- [Written task]:
Would you transcribe the whole listing exactly, minus its pictures?
══ Information provided ══
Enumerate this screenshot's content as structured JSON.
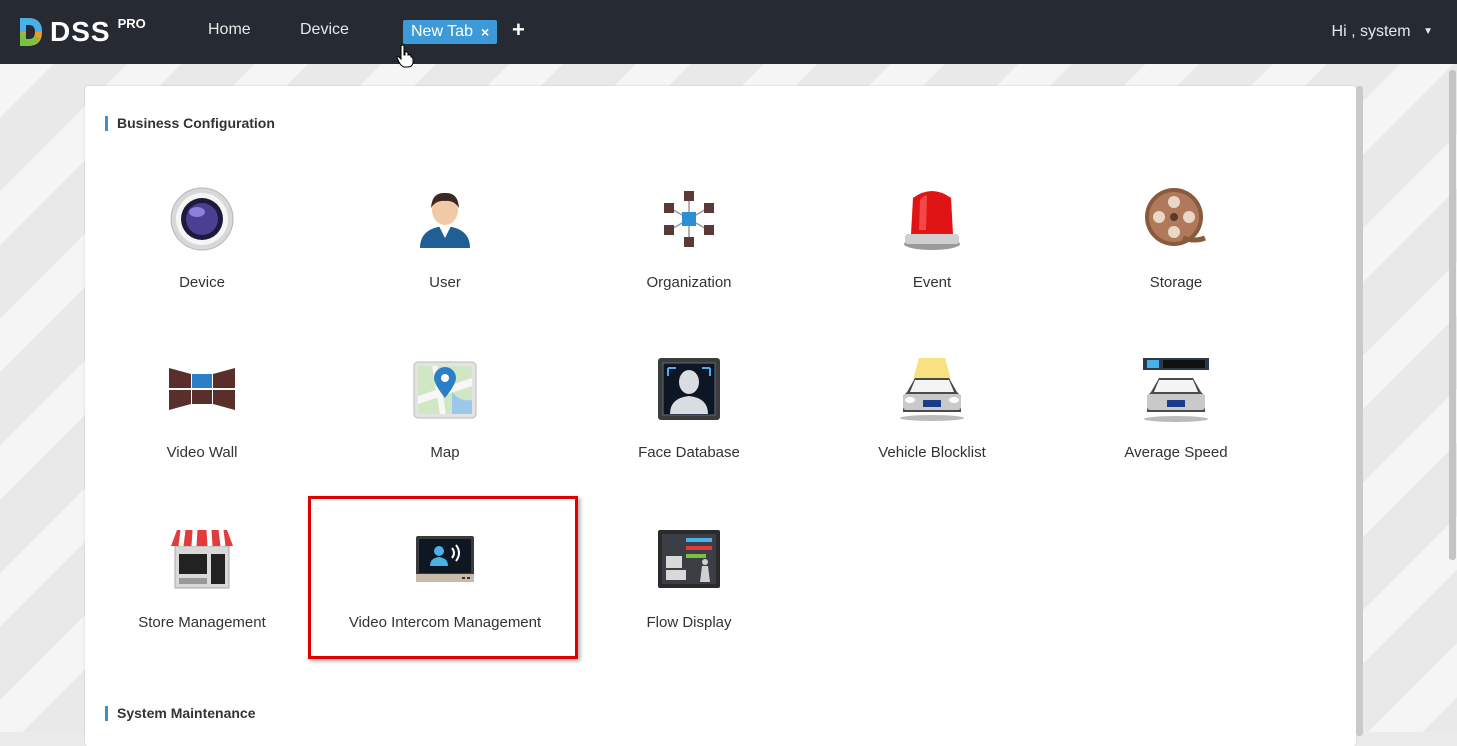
{
  "header": {
    "logo_text": "DSS",
    "logo_badge": "PRO",
    "nav": [
      {
        "label": "Home"
      },
      {
        "label": "Device"
      }
    ],
    "active_tab": {
      "label": "New Tab",
      "close_glyph": "×"
    },
    "add_tab_glyph": "+",
    "user_greeting": "Hi , system",
    "user_caret": "▼"
  },
  "sections": [
    {
      "title": "Business Configuration",
      "tiles": [
        {
          "label": "Device",
          "icon": "device-lens-icon"
        },
        {
          "label": "User",
          "icon": "user-icon"
        },
        {
          "label": "Organization",
          "icon": "organization-cubes-icon"
        },
        {
          "label": "Event",
          "icon": "alarm-beacon-icon"
        },
        {
          "label": "Storage",
          "icon": "film-reel-icon"
        },
        {
          "label": "Video Wall",
          "icon": "video-wall-icon"
        },
        {
          "label": "Map",
          "icon": "map-pin-icon"
        },
        {
          "label": "Face Database",
          "icon": "face-database-icon"
        },
        {
          "label": "Vehicle Blocklist",
          "icon": "vehicle-blocklist-icon"
        },
        {
          "label": "Average Speed",
          "icon": "average-speed-icon"
        },
        {
          "label": "Store Management",
          "icon": "store-icon"
        },
        {
          "label": "Video Intercom Management",
          "icon": "video-intercom-icon"
        },
        {
          "label": "Flow Display",
          "icon": "flow-display-icon"
        }
      ]
    },
    {
      "title": "System Maintenance",
      "tiles": []
    }
  ],
  "colors": {
    "topbar": "#262b33",
    "accent": "#3d9ad8",
    "highlight": "#e00000"
  }
}
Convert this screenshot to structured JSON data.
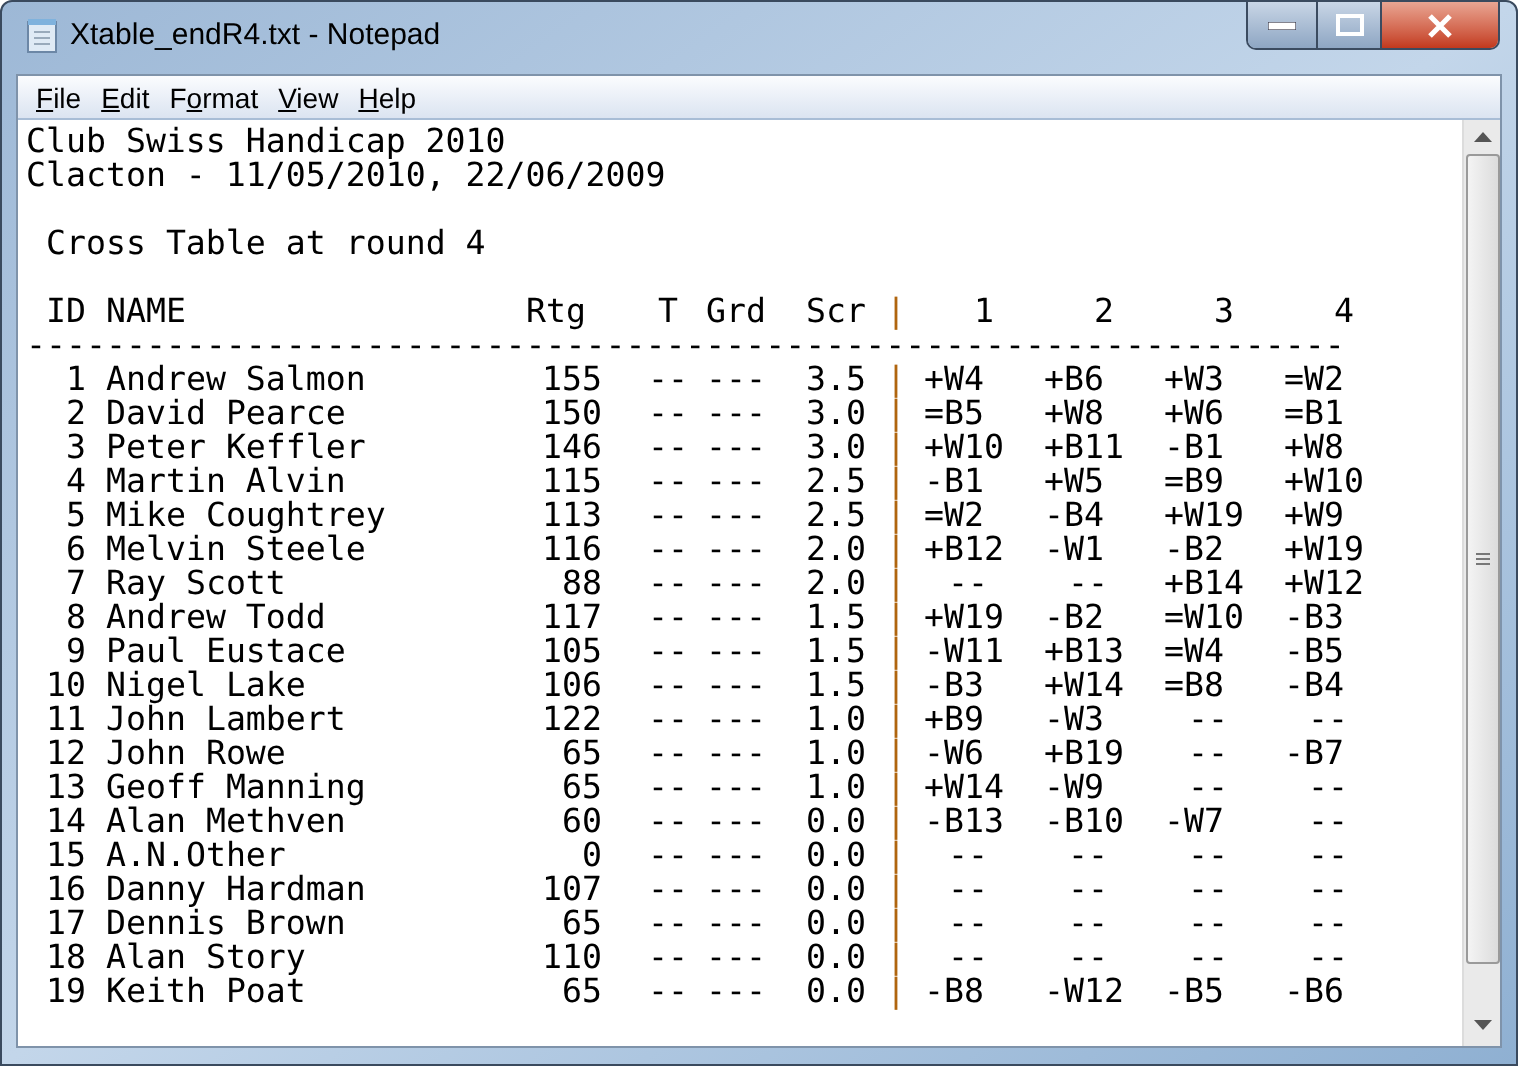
{
  "window": {
    "title": "Xtable_endR4.txt - Notepad"
  },
  "menu": [
    {
      "label_parts": [
        {
          "text": "F",
          "underlined": true
        },
        {
          "text": "ile",
          "underlined": false
        }
      ]
    },
    {
      "label_parts": [
        {
          "text": "E",
          "underlined": true
        },
        {
          "text": "dit",
          "underlined": false
        }
      ]
    },
    {
      "label_parts": [
        {
          "text": "F",
          "underlined": false
        },
        {
          "text": "o",
          "underlined": true
        },
        {
          "text": "rmat",
          "underlined": false
        }
      ]
    },
    {
      "label_parts": [
        {
          "text": "V",
          "underlined": true
        },
        {
          "text": "iew",
          "underlined": false
        }
      ]
    },
    {
      "label_parts": [
        {
          "text": "H",
          "underlined": true
        },
        {
          "text": "elp",
          "underlined": false
        }
      ]
    }
  ],
  "document": {
    "lines": [
      "Club Swiss Handicap 2010",
      "Clacton - 11/05/2010, 22/06/2009"
    ],
    "subtitle": "Cross Table at round 4",
    "header": {
      "id": "ID",
      "name": "NAME",
      "rtg": "Rtg",
      "t": "T",
      "grd": "Grd",
      "scr": "Scr",
      "separator": "|",
      "rounds": [
        "1",
        "2",
        "3",
        "4"
      ]
    },
    "rule": "------------------------------------------------------------------",
    "rows": [
      {
        "id": "1",
        "name": "Andrew Salmon",
        "rtg": "155",
        "t": "--",
        "grd": "---",
        "scr": "3.5",
        "separator": "|",
        "results": [
          "+W4",
          "+B6",
          "+W3",
          "=W2"
        ]
      },
      {
        "id": "2",
        "name": "David Pearce",
        "rtg": "150",
        "t": "--",
        "grd": "---",
        "scr": "3.0",
        "separator": "|",
        "results": [
          "=B5",
          "+W8",
          "+W6",
          "=B1"
        ]
      },
      {
        "id": "3",
        "name": "Peter Keffler",
        "rtg": "146",
        "t": "--",
        "grd": "---",
        "scr": "3.0",
        "separator": "|",
        "results": [
          "+W10",
          "+B11",
          "-B1",
          "+W8"
        ]
      },
      {
        "id": "4",
        "name": "Martin Alvin",
        "rtg": "115",
        "t": "--",
        "grd": "---",
        "scr": "2.5",
        "separator": "|",
        "results": [
          "-B1",
          "+W5",
          "=B9",
          "+W10"
        ]
      },
      {
        "id": "5",
        "name": "Mike Coughtrey",
        "rtg": "113",
        "t": "--",
        "grd": "---",
        "scr": "2.5",
        "separator": "|",
        "results": [
          "=W2",
          "-B4",
          "+W19",
          "+W9"
        ]
      },
      {
        "id": "6",
        "name": "Melvin Steele",
        "rtg": "116",
        "t": "--",
        "grd": "---",
        "scr": "2.0",
        "separator": "|",
        "results": [
          "+B12",
          "-W1",
          "-B2",
          "+W19"
        ]
      },
      {
        "id": "7",
        "name": "Ray Scott",
        "rtg": "88",
        "t": "--",
        "grd": "---",
        "scr": "2.0",
        "separator": "|",
        "results": [
          "--",
          "--",
          "+B14",
          "+W12"
        ]
      },
      {
        "id": "8",
        "name": "Andrew Todd",
        "rtg": "117",
        "t": "--",
        "grd": "---",
        "scr": "1.5",
        "separator": "|",
        "results": [
          "+W19",
          "-B2",
          "=W10",
          "-B3"
        ]
      },
      {
        "id": "9",
        "name": "Paul Eustace",
        "rtg": "105",
        "t": "--",
        "grd": "---",
        "scr": "1.5",
        "separator": "|",
        "results": [
          "-W11",
          "+B13",
          "=W4",
          "-B5"
        ]
      },
      {
        "id": "10",
        "name": "Nigel Lake",
        "rtg": "106",
        "t": "--",
        "grd": "---",
        "scr": "1.5",
        "separator": "|",
        "results": [
          "-B3",
          "+W14",
          "=B8",
          "-B4"
        ]
      },
      {
        "id": "11",
        "name": "John Lambert",
        "rtg": "122",
        "t": "--",
        "grd": "---",
        "scr": "1.0",
        "separator": "|",
        "results": [
          "+B9",
          "-W3",
          "--",
          "--"
        ]
      },
      {
        "id": "12",
        "name": "John Rowe",
        "rtg": "65",
        "t": "--",
        "grd": "---",
        "scr": "1.0",
        "separator": "|",
        "results": [
          "-W6",
          "+B19",
          "--",
          "-B7"
        ]
      },
      {
        "id": "13",
        "name": "Geoff Manning",
        "rtg": "65",
        "t": "--",
        "grd": "---",
        "scr": "1.0",
        "separator": "|",
        "results": [
          "+W14",
          "-W9",
          "--",
          "--"
        ]
      },
      {
        "id": "14",
        "name": "Alan Methven",
        "rtg": "60",
        "t": "--",
        "grd": "---",
        "scr": "0.0",
        "separator": "|",
        "results": [
          "-B13",
          "-B10",
          "-W7",
          "--"
        ]
      },
      {
        "id": "15",
        "name": "A.N.Other",
        "rtg": "0",
        "t": "--",
        "grd": "---",
        "scr": "0.0",
        "separator": "|",
        "results": [
          "--",
          "--",
          "--",
          "--"
        ]
      },
      {
        "id": "16",
        "name": "Danny Hardman",
        "rtg": "107",
        "t": "--",
        "grd": "---",
        "scr": "0.0",
        "separator": "|",
        "results": [
          "--",
          "--",
          "--",
          "--"
        ]
      },
      {
        "id": "17",
        "name": "Dennis Brown",
        "rtg": "65",
        "t": "--",
        "grd": "---",
        "scr": "0.0",
        "separator": "|",
        "results": [
          "--",
          "--",
          "--",
          "--"
        ]
      },
      {
        "id": "18",
        "name": "Alan Story",
        "rtg": "110",
        "t": "--",
        "grd": "---",
        "scr": "0.0",
        "separator": "|",
        "results": [
          "--",
          "--",
          "--",
          "--"
        ]
      },
      {
        "id": "19",
        "name": "Keith Poat",
        "rtg": "65",
        "t": "--",
        "grd": "---",
        "scr": "0.0",
        "separator": "|",
        "results": [
          "-B8",
          "-W12",
          "-B5",
          "-B6"
        ]
      }
    ]
  }
}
═══
- [Solution below]:
Enumerate this screenshot's content as structured JSON.
{
  "header": {
    "logo_text": "DSS",
    "logo_badge": "PRO",
    "nav": [
      {
        "label": "Home"
      },
      {
        "label": "Device"
      }
    ],
    "active_tab": {
      "label": "New Tab",
      "close_glyph": "×"
    },
    "add_tab_glyph": "+",
    "user_greeting": "Hi , system",
    "user_caret": "▼"
  },
  "sections": [
    {
      "title": "Business Configuration",
      "tiles": [
        {
          "label": "Device",
          "icon": "device-lens-icon"
        },
        {
          "label": "User",
          "icon": "user-icon"
        },
        {
          "label": "Organization",
          "icon": "organization-cubes-icon"
        },
        {
          "label": "Event",
          "icon": "alarm-beacon-icon"
        },
        {
          "label": "Storage",
          "icon": "film-reel-icon"
        },
        {
          "label": "Video Wall",
          "icon": "video-wall-icon"
        },
        {
          "label": "Map",
          "icon": "map-pin-icon"
        },
        {
          "label": "Face Database",
          "icon": "face-database-icon"
        },
        {
          "label": "Vehicle Blocklist",
          "icon": "vehicle-blocklist-icon"
        },
        {
          "label": "Average Speed",
          "icon": "average-speed-icon"
        },
        {
          "label": "Store Management",
          "icon": "store-icon"
        },
        {
          "label": "Video Intercom Management",
          "icon": "video-intercom-icon"
        },
        {
          "label": "Flow Display",
          "icon": "flow-display-icon"
        }
      ]
    },
    {
      "title": "System Maintenance",
      "tiles": []
    }
  ],
  "colors": {
    "topbar": "#262b33",
    "accent": "#3d9ad8",
    "highlight": "#e00000"
  }
}
Convert this screenshot to structured JSON data.
{
  "window": {
    "title": "Xtable_endR4.txt - Notepad"
  },
  "menu": [
    {
      "label_parts": [
        {
          "text": "F",
          "underlined": true
        },
        {
          "text": "ile",
          "underlined": false
        }
      ]
    },
    {
      "label_parts": [
        {
          "text": "E",
          "underlined": true
        },
        {
          "text": "dit",
          "underlined": false
        }
      ]
    },
    {
      "label_parts": [
        {
          "text": "F",
          "underlined": false
        },
        {
          "text": "o",
          "underlined": true
        },
        {
          "text": "rmat",
          "underlined": false
        }
      ]
    },
    {
      "label_parts": [
        {
          "text": "V",
          "underlined": true
        },
        {
          "text": "iew",
          "underlined": false
        }
      ]
    },
    {
      "label_parts": [
        {
          "text": "H",
          "underlined": true
        },
        {
          "text": "elp",
          "underlined": false
        }
      ]
    }
  ],
  "document": {
    "lines": [
      "Club Swiss Handicap 2010",
      "Clacton - 11/05/2010, 22/06/2009"
    ],
    "subtitle": "Cross Table at round 4",
    "header": {
      "id": "ID",
      "name": "NAME",
      "rtg": "Rtg",
      "t": "T",
      "grd": "Grd",
      "scr": "Scr",
      "separator": "|",
      "rounds": [
        "1",
        "2",
        "3",
        "4"
      ]
    },
    "rule": "------------------------------------------------------------------",
    "rows": [
      {
        "id": "1",
        "name": "Andrew Salmon",
        "rtg": "155",
        "t": "--",
        "grd": "---",
        "scr": "3.5",
        "separator": "|",
        "results": [
          "+W4",
          "+B6",
          "+W3",
          "=W2"
        ]
      },
      {
        "id": "2",
        "name": "David Pearce",
        "rtg": "150",
        "t": "--",
        "grd": "---",
        "scr": "3.0",
        "separator": "|",
        "results": [
          "=B5",
          "+W8",
          "+W6",
          "=B1"
        ]
      },
      {
        "id": "3",
        "name": "Peter Keffler",
        "rtg": "146",
        "t": "--",
        "grd": "---",
        "scr": "3.0",
        "separator": "|",
        "results": [
          "+W10",
          "+B11",
          "-B1",
          "+W8"
        ]
      },
      {
        "id": "4",
        "name": "Martin Alvin",
        "rtg": "115",
        "t": "--",
        "grd": "---",
        "scr": "2.5",
        "separator": "|",
        "results": [
          "-B1",
          "+W5",
          "=B9",
          "+W10"
        ]
      },
      {
        "id": "5",
        "name": "Mike Coughtrey",
        "rtg": "113",
        "t": "--",
        "grd": "---",
        "scr": "2.5",
        "separator": "|",
        "results": [
          "=W2",
          "-B4",
          "+W19",
          "+W9"
        ]
      },
      {
        "id": "6",
        "name": "Melvin Steele",
        "rtg": "116",
        "t": "--",
        "grd": "---",
        "scr": "2.0",
        "separator": "|",
        "results": [
          "+B12",
          "-W1",
          "-B2",
          "+W19"
        ]
      },
      {
        "id": "7",
        "name": "Ray Scott",
        "rtg": "88",
        "t": "--",
        "grd": "---",
        "scr": "2.0",
        "separator": "|",
        "results": [
          "--",
          "--",
          "+B14",
          "+W12"
        ]
      },
      {
        "id": "8",
        "name": "Andrew Todd",
        "rtg": "117",
        "t": "--",
        "grd": "---",
        "scr": "1.5",
        "separator": "|",
        "results": [
          "+W19",
          "-B2",
          "=W10",
          "-B3"
        ]
      },
      {
        "id": "9",
        "name": "Paul Eustace",
        "rtg": "105",
        "t": "--",
        "grd": "---",
        "scr": "1.5",
        "separator": "|",
        "results": [
          "-W11",
          "+B13",
          "=W4",
          "-B5"
        ]
      },
      {
        "id": "10",
        "name": "Nigel Lake",
        "rtg": "106",
        "t": "--",
        "grd": "---",
        "scr": "1.5",
        "separator": "|",
        "results": [
          "-B3",
          "+W14",
          "=B8",
          "-B4"
        ]
      },
      {
        "id": "11",
        "name": "John Lambert",
        "rtg": "122",
        "t": "--",
        "grd": "---",
        "scr": "1.0",
        "separator": "|",
        "results": [
          "+B9",
          "-W3",
          "--",
          "--"
        ]
      },
      {
        "id": "12",
        "name": "John Rowe",
        "rtg": "65",
        "t": "--",
        "grd": "---",
        "scr": "1.0",
        "separator": "|",
        "results": [
          "-W6",
          "+B19",
          "--",
          "-B7"
        ]
      },
      {
        "id": "13",
        "name": "Geoff Manning",
        "rtg": "65",
        "t": "--",
        "grd": "---",
        "scr": "1.0",
        "separator": "|",
        "results": [
          "+W14",
          "-W9",
          "--",
          "--"
        ]
      },
      {
        "id": "14",
        "name": "Alan Methven",
        "rtg": "60",
        "t": "--",
        "grd": "---",
        "scr": "0.0",
        "separator": "|",
        "results": [
          "-B13",
          "-B10",
          "-W7",
          "--"
        ]
      },
      {
        "id": "15",
        "name": "A.N.Other",
        "rtg": "0",
        "t": "--",
        "grd": "---",
        "scr": "0.0",
        "separator": "|",
        "results": [
          "--",
          "--",
          "--",
          "--"
        ]
      },
      {
        "id": "16",
        "name": "Danny Hardman",
        "rtg": "107",
        "t": "--",
        "grd": "---",
        "scr": "0.0",
        "separator": "|",
        "results": [
          "--",
          "--",
          "--",
          "--"
        ]
      },
      {
        "id": "17",
        "name": "Dennis Brown",
        "rtg": "65",
        "t": "--",
        "grd": "---",
        "scr": "0.0",
        "separator": "|",
        "results": [
          "--",
          "--",
          "--",
          "--"
        ]
      },
      {
        "id": "18",
        "name": "Alan Story",
        "rtg": "110",
        "t": "--",
        "grd": "---",
        "scr": "0.0",
        "separator": "|",
        "results": [
          "--",
          "--",
          "--",
          "--"
        ]
      },
      {
        "id": "19",
        "name": "Keith Poat",
        "rtg": "65",
        "t": "--",
        "grd": "---",
        "scr": "0.0",
        "separator": "|",
        "results": [
          "-B8",
          "-W12",
          "-B5",
          "-B6"
        ]
      }
    ]
  }
}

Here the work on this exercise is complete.